● **REQUIRED TASK**
Repeat everything in the material exactly.

(Stored data)

================================

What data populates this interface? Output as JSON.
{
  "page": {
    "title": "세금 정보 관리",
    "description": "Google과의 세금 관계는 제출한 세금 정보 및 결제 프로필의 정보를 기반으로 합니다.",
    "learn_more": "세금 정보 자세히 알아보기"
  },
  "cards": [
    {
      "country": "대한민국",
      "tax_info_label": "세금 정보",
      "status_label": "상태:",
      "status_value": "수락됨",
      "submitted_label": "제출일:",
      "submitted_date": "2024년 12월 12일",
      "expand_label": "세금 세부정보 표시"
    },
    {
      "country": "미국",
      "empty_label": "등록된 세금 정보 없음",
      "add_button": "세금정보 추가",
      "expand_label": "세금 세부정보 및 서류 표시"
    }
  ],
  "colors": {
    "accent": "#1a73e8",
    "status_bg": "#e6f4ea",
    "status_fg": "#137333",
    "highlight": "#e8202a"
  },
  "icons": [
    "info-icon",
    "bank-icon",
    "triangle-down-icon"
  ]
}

================================

● **EXERCISE RESPONSE**
What data populates this interface? Output as JSON.
{
  "page": {
    "title": "세금 정보 관리",
    "description": "Google과의 세금 관계는 제출한 세금 정보 및 결제 프로필의 정보를 기반으로 합니다.",
    "learn_more": "세금 정보 자세히 알아보기"
  },
  "cards": [
    {
      "country": "대한민국",
      "tax_info_label": "세금 정보",
      "status_label": "상태:",
      "status_value": "수락됨",
      "submitted_label": "제출일:",
      "submitted_date": "2024년 12월 12일",
      "expand_label": "세금 세부정보 표시"
    },
    {
      "country": "미국",
      "empty_label": "등록된 세금 정보 없음",
      "add_button": "세금정보 추가",
      "expand_label": "세금 세부정보 및 서류 표시"
    }
  ],
  "colors": {
    "accent": "#1a73e8",
    "status_bg": "#e6f4ea",
    "status_fg": "#137333",
    "highlight": "#e8202a"
  },
  "icons": [
    "info-icon",
    "bank-icon",
    "triangle-down-icon"
  ]
}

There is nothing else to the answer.